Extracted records
═══
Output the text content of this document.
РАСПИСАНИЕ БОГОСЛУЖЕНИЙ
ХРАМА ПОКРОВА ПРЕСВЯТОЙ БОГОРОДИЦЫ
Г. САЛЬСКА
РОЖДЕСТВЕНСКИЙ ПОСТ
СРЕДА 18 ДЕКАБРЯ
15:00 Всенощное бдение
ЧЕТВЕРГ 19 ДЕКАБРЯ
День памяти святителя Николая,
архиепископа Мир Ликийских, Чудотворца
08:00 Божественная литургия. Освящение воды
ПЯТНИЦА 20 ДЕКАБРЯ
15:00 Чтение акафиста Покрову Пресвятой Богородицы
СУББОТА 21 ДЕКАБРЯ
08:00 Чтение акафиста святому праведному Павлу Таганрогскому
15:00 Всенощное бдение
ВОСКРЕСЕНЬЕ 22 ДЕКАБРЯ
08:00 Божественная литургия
═══
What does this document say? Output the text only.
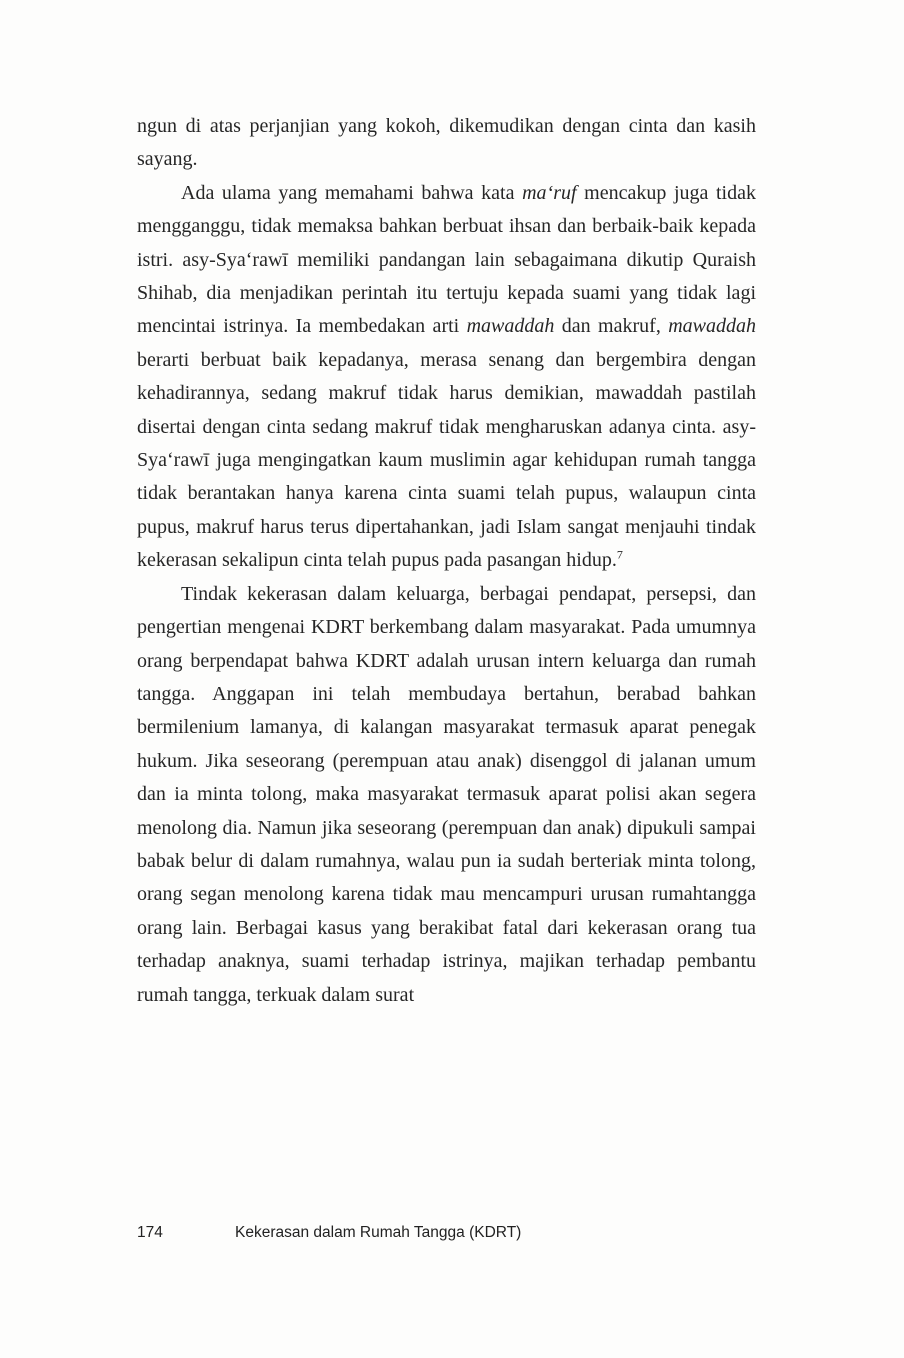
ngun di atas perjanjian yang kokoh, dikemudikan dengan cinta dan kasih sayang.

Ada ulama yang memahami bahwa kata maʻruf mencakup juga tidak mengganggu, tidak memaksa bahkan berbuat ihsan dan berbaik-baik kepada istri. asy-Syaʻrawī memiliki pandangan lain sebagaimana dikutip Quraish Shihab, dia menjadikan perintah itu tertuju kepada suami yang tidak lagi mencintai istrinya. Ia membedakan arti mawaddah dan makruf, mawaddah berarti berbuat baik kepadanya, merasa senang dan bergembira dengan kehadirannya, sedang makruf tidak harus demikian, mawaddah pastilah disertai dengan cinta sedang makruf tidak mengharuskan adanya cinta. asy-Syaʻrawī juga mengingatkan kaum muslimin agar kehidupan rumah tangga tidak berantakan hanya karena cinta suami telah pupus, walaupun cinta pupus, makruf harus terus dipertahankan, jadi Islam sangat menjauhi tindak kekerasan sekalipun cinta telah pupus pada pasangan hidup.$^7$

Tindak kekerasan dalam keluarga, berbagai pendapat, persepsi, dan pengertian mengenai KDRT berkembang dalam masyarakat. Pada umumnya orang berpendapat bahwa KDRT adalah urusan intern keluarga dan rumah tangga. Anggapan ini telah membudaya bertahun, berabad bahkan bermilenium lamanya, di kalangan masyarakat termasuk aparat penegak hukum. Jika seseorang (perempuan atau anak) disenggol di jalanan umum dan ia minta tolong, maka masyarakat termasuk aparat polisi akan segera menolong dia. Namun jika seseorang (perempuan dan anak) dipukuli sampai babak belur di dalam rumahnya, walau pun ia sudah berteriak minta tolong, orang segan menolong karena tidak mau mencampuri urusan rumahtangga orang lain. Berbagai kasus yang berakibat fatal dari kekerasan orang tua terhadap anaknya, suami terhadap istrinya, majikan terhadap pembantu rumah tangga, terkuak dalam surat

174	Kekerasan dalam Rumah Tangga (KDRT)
═══
-- WRITTEN REQUEST --
Some lines of the records may hold the word "cinta". How many do? Answer with a number and nothing else.

-- THE ANSWER --
2